● **WHAT IS NEEDED**: Output the lines below as a Markdown table with the columns Index and Text, starting with the line that contains "bleed-through-text (20, 270, 849, 1560)" and continuing through the line that contains "page-bottom-edge (0, 2259, 1646, 2262)". Number each row and leave out any blank lines.

● **DATA PROVIDED**:
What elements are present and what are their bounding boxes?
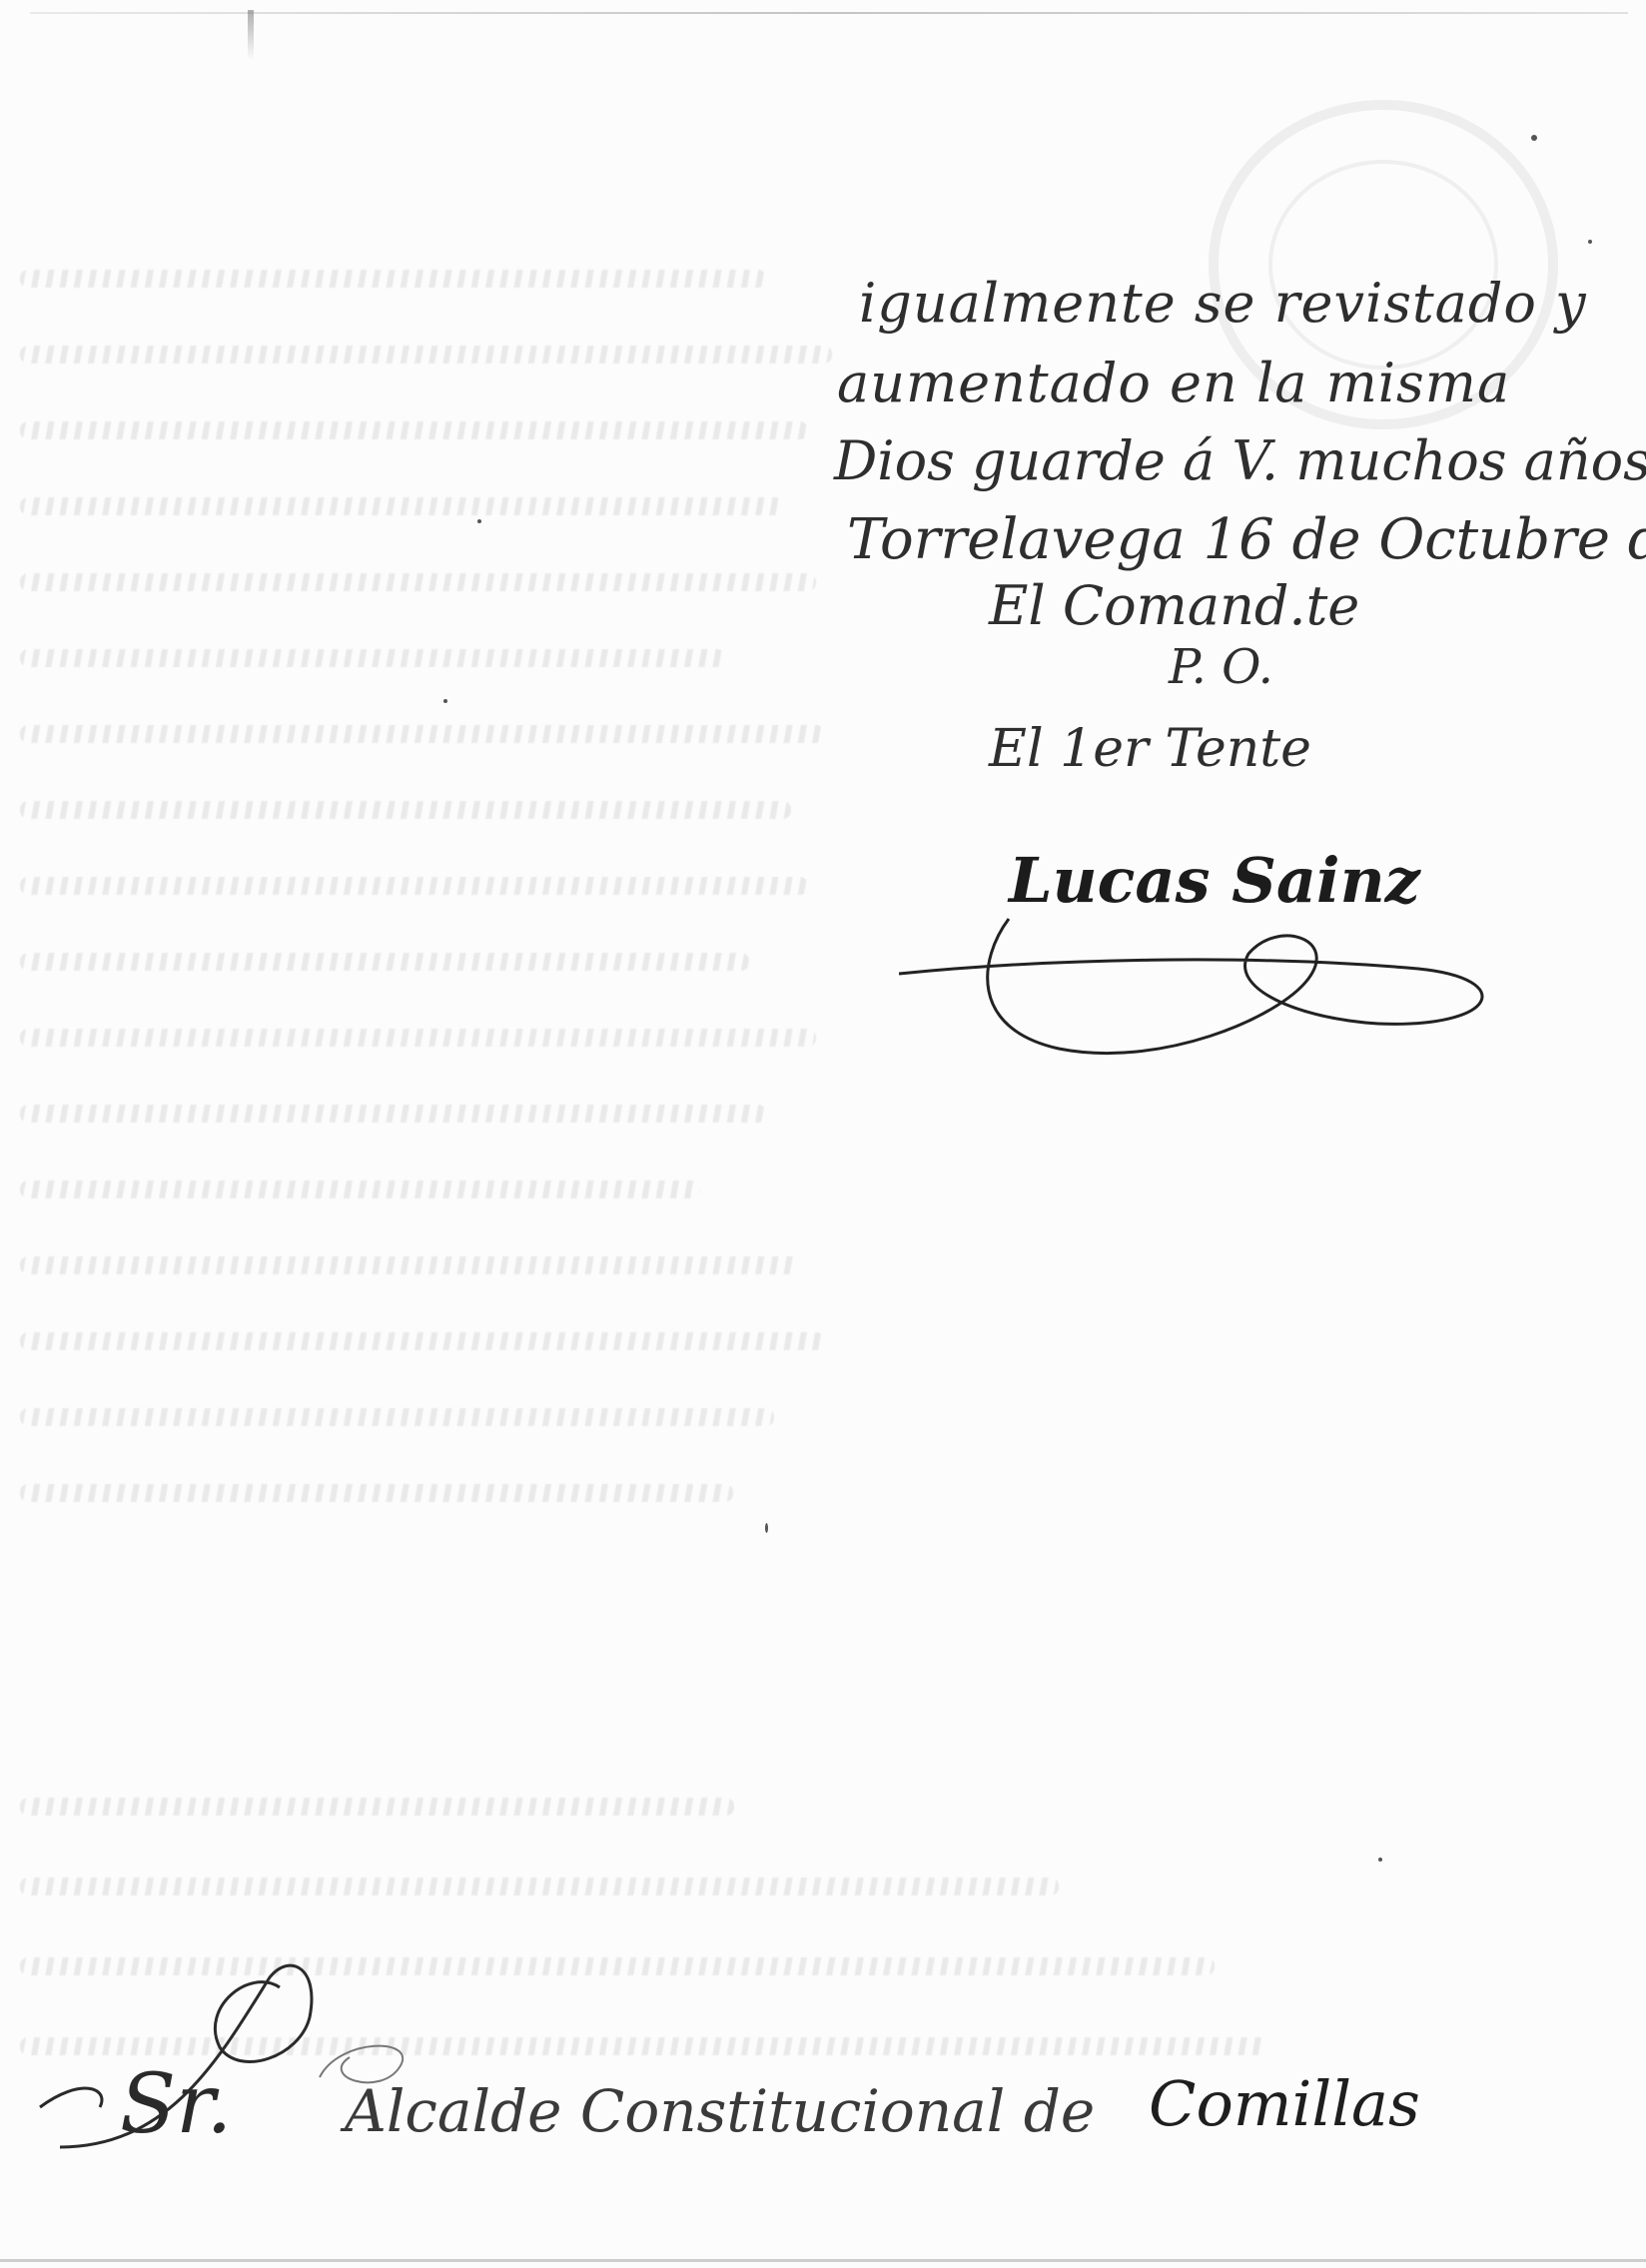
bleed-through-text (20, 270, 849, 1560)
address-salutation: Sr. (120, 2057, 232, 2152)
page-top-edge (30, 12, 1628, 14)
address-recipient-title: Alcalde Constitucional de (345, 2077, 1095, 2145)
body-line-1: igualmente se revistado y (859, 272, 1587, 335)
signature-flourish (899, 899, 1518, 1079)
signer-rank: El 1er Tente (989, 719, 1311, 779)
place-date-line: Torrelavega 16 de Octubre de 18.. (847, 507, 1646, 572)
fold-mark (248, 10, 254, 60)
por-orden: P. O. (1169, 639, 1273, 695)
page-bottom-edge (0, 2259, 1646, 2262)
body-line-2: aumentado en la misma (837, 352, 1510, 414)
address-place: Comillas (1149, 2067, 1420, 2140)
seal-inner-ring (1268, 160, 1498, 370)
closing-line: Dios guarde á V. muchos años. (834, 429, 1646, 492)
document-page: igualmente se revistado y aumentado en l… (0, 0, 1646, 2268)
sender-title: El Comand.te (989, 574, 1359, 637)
==
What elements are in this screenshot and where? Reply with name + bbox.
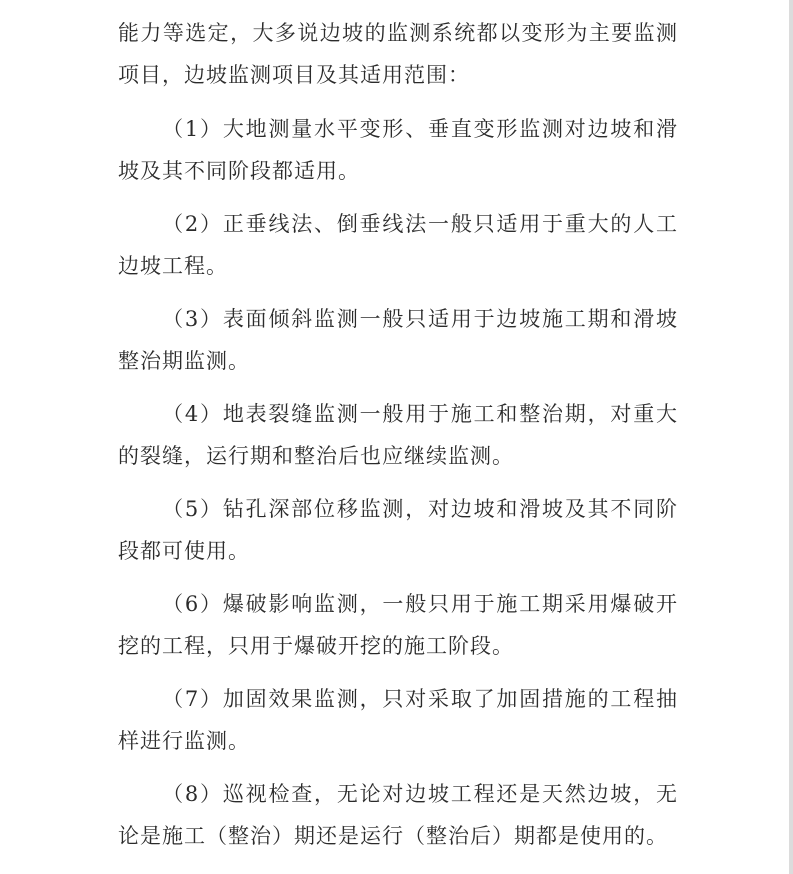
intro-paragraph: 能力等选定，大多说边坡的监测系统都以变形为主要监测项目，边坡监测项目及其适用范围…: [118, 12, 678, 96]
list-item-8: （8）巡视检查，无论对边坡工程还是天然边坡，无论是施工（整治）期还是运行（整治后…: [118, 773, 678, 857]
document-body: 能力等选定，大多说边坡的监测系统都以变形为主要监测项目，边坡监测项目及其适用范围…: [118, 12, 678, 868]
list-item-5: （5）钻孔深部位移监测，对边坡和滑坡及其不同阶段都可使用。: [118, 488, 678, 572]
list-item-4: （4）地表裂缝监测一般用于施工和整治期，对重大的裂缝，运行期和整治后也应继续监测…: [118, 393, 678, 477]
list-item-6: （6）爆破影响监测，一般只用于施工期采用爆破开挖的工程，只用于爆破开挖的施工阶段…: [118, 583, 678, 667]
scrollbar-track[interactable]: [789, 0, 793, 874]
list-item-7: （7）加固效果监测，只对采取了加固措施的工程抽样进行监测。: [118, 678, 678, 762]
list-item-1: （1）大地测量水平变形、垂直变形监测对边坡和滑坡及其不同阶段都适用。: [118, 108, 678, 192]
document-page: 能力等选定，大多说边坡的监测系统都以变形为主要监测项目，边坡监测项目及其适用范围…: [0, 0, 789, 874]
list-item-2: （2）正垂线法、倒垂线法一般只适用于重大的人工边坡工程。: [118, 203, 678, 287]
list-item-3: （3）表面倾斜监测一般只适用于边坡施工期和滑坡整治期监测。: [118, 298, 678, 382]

● **FINAL RESULT**:
| Index | Text |
|---|---|
| 1 | bleed-through-text (20, 270, 849, 1560) |
| 2 | address-salutation: Sr. (120, 2057, 232, 2152) |
| 3 | page-top-edge (30, 12, 1628, 14) |
| 4 | address-recipient-title: Alcalde Constitucional de (345, 2077, 1095, 2145) |
| 5 | body-line-1: igualmente se revistado y (859, 272, 1587, 335) |
| 6 | signature-flourish (899, 899, 1518, 1079) |
| 7 | signer-rank: El 1er Tente (989, 719, 1311, 779) |
| 8 | place-date-line: Torrelavega 16 de Octubre de 18.. (847, 507, 1646, 572) |
| 9 | fold-mark (248, 10, 254, 60) |
| 10 | por-orden: P. O. (1169, 639, 1273, 695) |
| 11 | page-bottom-edge (0, 2259, 1646, 2262) |